■ **Task to carry out**: Copy out the lines that have "ваши" in them.

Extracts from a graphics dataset
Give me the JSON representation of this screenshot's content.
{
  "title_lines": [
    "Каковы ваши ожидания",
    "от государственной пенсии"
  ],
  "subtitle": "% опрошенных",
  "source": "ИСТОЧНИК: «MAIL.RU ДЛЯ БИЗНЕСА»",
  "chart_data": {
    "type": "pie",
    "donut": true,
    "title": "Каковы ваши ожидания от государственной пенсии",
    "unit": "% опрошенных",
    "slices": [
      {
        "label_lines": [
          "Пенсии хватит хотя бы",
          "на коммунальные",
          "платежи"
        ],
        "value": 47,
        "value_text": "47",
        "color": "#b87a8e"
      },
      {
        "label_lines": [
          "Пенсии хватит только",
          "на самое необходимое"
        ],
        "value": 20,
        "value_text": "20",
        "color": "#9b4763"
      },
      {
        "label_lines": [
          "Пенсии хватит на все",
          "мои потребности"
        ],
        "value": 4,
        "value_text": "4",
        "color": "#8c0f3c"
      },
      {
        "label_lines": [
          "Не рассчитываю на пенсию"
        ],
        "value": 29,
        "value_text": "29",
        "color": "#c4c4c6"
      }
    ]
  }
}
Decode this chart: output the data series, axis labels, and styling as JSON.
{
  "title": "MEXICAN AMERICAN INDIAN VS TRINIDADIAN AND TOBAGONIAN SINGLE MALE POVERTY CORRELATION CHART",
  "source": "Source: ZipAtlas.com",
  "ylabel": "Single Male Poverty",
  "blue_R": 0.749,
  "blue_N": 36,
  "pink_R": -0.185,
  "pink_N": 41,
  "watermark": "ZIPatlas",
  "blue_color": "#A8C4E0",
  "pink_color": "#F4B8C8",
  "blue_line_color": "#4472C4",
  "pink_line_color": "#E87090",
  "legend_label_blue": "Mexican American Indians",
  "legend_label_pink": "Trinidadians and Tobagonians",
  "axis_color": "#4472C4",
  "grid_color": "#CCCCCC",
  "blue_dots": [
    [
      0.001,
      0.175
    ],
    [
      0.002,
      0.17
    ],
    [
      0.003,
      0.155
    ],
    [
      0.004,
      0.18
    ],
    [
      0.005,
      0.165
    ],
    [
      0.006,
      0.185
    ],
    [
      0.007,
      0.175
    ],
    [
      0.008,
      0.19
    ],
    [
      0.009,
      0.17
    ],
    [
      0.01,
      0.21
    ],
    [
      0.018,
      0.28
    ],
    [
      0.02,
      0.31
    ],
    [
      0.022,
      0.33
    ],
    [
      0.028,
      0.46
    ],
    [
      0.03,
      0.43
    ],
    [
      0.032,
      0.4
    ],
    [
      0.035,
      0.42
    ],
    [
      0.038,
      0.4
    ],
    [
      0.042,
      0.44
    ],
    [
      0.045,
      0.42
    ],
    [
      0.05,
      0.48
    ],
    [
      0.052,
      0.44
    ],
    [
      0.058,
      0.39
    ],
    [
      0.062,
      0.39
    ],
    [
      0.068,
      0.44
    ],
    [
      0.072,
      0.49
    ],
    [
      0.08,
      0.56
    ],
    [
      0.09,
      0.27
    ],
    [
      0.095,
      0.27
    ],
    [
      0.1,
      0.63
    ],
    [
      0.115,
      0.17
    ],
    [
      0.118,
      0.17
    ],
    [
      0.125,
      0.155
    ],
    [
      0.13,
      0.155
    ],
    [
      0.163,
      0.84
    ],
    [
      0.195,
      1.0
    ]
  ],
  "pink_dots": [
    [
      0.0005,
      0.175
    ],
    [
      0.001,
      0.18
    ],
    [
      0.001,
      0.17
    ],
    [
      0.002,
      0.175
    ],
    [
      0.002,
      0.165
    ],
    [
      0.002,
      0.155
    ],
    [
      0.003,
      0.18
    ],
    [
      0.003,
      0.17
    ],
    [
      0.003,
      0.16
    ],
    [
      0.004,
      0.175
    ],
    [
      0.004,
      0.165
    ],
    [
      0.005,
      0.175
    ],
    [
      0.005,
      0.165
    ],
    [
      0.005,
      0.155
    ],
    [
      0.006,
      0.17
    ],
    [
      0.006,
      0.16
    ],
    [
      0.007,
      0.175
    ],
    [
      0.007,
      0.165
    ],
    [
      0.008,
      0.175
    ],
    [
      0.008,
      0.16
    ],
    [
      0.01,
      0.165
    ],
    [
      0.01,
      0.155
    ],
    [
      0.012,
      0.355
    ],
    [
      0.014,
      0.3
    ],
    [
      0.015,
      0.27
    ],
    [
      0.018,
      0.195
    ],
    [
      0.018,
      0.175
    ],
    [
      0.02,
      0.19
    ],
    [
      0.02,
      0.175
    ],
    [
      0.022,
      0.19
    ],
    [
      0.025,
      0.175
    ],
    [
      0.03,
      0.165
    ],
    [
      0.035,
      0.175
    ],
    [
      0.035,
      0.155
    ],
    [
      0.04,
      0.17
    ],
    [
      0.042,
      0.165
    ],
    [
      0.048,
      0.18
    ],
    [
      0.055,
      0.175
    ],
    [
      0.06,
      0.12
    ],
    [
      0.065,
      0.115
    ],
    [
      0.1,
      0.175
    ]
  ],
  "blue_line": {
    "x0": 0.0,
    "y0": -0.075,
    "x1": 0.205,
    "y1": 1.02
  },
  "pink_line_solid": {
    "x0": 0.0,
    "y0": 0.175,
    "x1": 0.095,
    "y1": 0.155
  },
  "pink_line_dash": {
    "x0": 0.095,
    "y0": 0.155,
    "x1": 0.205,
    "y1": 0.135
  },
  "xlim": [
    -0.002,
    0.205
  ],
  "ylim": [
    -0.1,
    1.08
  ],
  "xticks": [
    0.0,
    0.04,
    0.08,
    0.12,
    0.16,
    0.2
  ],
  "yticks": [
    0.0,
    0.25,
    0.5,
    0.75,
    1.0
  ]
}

■ **Answer to this exercise**:
    "Каковы ваши ожидания",
    "title": "Каковы ваши ожидания от государственной пенсии",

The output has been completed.